# [ЦИТИРУЕМЫЙ ОТРЫВОК]
****

Важную роль в розыскном процессе играла очная ставка участников дела и свидетелей. При расследовании наитягчайших преступлений проведение ее между обвиняемым и его обвинителем («изветчиком») было обязательным, поскольку в делах о колдовстве, заговорах и угрозах материальные свидетельства зачастую было тяжело найти [330]. В судах губных старост она использовалась, когда ответчик обвинял другого человека в преступной деятельности, а тот эти обвинения отвергал. Подобная процедура могла принять форму обычного допроса; она могла проводиться уже на следующей ступени жестокости – при виде приготовленных для истязания инструментов; к очной ставке могли прибегать и когда одна из сторон или они обе уже подвергались пытке.
В ходе всех этих форм допроса судьи стремились держать происходящее в суде под контролем. Мы редко встречаем упоминания о беспорядках в суде, но они могли происходить. Например, в 1663 году ростовский воевода сообщал в Москву, что, когда он пытался расспросить двух братьев, один из них «в съезжой избе невежеством, положа обеих рук локти на окошко, сел». Когда за подобную дерзость воевода приказал бить его батогами, он оказал сопротивление, а его брат, «выбежав на площадь к церкви… учал бить колокола всполох и в городе учинил мятеж, на всположной звон многие люди сбежались». Воевода просил дальнейших указаний от Москвы. Похожим образом владелец убитого крестьянина просил возобновить следствие по делу после того, как очная ставка переросла в словесную перебранку. Такие свидетельства вызывают в памяти нормы законов, указывавших тяжущимся на необходимость достойного поведения в суде под страхом наказания и на обязательство выплаты возмещения за бесчестье судьям [331].
Воеводы часто сталкивались с обвиняемыми, которые дать показания были не в состоянии. В деле 1645 года звучали столь серьезные обвинения в государственной измене, что после совершения ареста изветчик был допрошен, несмотря на то что был пьян, и обвинил своего помещика в измене. Его допросили еще и на следующий день, когда он протрезвел и отказался от предыдущих показаний. В деле 1676 года воевода просто доносил, что обвиненный был слишком пьян для проведения допроса. Для начала ему дали проспаться в тюрьме, а на следующий день взяли показания [332]. Кодифицированные правовые нормы не регламентировали процессуальную сторону допроса. Проблему для закона составляли обыски (опросы) местного населения и пытки, и по крайней мере первым из них закон уделял значительное внимание.

****

Данные для понимания документов:

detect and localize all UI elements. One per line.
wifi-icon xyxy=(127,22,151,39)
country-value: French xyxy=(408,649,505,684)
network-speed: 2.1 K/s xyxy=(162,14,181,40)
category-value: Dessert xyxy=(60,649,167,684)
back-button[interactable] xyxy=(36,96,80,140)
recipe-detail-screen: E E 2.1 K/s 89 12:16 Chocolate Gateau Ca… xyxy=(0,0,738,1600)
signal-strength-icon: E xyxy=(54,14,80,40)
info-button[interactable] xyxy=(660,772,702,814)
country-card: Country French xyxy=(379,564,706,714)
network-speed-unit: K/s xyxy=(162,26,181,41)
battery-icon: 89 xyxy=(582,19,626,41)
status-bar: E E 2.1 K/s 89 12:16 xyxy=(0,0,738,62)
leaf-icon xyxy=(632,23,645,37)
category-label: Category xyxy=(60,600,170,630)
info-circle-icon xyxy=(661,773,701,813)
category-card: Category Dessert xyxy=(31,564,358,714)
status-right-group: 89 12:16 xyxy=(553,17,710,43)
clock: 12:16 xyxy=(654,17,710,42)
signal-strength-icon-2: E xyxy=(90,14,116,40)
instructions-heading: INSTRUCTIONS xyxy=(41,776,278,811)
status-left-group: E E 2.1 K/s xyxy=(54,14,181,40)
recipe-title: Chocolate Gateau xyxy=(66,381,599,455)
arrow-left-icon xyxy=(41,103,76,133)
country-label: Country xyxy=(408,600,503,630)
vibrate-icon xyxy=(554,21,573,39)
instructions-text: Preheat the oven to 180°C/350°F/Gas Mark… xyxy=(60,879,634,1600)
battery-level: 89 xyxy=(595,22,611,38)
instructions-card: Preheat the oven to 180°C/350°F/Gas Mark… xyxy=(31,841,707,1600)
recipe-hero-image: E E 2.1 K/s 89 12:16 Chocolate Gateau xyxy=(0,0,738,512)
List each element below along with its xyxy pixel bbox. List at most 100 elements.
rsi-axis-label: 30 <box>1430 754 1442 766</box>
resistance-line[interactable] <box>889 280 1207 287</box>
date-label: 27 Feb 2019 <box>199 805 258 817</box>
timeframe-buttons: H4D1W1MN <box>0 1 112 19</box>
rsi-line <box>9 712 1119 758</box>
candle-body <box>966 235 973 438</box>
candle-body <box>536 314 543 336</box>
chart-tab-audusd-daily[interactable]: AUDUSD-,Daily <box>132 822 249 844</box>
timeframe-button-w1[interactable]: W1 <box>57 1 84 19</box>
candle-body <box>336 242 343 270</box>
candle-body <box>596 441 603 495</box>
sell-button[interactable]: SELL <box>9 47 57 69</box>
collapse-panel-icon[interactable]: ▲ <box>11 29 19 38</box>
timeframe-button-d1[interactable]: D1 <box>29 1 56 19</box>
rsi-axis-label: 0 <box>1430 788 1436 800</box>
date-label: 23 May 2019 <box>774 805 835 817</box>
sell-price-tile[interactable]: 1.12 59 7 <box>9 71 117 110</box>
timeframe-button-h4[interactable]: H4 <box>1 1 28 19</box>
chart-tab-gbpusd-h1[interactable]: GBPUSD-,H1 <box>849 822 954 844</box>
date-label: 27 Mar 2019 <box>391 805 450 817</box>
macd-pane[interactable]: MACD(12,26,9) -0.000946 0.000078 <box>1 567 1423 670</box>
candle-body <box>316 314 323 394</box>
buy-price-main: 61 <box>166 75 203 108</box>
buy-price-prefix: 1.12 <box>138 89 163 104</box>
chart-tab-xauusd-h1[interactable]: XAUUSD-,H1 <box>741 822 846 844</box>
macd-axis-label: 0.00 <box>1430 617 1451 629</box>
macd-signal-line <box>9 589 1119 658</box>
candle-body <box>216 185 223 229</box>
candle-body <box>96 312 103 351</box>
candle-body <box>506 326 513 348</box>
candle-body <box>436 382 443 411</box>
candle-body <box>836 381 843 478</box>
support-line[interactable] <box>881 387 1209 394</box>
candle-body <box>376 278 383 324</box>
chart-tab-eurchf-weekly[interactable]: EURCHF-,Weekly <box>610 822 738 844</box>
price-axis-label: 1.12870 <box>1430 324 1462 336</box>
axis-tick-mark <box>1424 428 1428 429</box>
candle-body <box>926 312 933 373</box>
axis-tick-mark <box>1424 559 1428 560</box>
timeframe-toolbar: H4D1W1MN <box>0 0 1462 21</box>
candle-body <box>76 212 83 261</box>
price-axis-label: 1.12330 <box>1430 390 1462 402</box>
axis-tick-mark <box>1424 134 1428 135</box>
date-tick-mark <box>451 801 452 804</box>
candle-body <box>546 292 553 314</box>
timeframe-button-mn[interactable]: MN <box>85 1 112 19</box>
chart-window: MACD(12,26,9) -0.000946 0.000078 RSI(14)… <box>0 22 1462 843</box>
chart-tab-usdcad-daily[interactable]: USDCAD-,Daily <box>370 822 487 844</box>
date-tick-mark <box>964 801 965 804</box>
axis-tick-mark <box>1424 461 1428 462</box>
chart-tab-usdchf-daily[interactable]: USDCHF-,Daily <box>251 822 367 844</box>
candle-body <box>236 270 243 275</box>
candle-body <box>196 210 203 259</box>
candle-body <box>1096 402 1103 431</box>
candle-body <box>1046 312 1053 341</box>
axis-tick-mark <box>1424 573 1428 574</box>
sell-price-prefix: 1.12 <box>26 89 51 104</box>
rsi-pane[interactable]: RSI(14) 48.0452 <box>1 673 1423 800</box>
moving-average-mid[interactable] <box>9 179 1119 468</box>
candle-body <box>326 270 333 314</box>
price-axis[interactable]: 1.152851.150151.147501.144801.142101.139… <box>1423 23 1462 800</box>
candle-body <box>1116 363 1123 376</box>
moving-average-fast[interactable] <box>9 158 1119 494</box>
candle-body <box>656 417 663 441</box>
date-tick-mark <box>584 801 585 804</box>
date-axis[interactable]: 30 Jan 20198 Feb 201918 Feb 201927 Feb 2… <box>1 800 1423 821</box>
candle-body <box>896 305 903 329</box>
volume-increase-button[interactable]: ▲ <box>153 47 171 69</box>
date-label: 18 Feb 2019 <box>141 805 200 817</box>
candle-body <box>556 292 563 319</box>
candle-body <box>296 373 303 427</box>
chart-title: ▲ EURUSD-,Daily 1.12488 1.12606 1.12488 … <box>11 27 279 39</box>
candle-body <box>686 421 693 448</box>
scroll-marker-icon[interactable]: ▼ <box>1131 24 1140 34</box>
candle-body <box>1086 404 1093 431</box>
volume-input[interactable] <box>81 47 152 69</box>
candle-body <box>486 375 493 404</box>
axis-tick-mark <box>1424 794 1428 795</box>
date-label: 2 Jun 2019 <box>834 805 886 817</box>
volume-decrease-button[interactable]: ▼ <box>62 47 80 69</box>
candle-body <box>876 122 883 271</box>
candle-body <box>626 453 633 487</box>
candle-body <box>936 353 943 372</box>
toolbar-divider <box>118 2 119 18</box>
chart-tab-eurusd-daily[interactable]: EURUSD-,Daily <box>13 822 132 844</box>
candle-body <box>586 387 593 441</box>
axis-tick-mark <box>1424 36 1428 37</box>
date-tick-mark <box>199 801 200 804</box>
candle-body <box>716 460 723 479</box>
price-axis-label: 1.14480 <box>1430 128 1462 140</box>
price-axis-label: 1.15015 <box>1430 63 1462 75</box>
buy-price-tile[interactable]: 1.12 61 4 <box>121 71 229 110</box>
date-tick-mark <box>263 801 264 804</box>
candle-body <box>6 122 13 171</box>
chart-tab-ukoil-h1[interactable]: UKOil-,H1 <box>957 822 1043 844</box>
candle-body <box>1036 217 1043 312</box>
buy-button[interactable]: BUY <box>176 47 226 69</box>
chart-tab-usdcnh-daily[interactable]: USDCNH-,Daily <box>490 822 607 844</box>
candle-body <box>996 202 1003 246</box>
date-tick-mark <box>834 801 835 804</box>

****

# [ТРЕБОВАНИЯ К ЗАДАНИЯМ]
• a. Какие годы упоминаются в отрывке о розыскном процессе? Перечислите все.
• b. Перепишите фрагмент отрывка о розыскном процессе от слов «Воеводы часто сталкивались» до слов «уделял значительное внимание.» включительно, заменив «пьян» на «нетрезв».

# [ПИСЬМЕННЫЕ ОТВЕТЫ]
• a. 1663, 1645, 1676

• b.
Воеводы часто сталкивались с обвиняемыми, которые дать показания были не в состоянии. В деле 1645 года звучали столь серьезные обвинения в государственной измене, что после совершения ареста изветчик был допрошен, несмотря на то что был нетрезв, и обвинил своего помещика в измене. Его допросили еще и на следующий день, когда он протрезвел и отказался от предыдущих показаний. В деле 1676 года воевода просто доносил, что обвиненный был слишком нетрезв для проведения допроса. Для начала ему дали проспаться в тюрьме, а на следующий день взяли показания [332]. Кодифицированные правовые нормы не регламентировали процессуальную сторону допроса. Проблему для закона составляли обыски (опросы) местного населения и пытки, и по крайней мере первым из них закон уделял значительное внимание.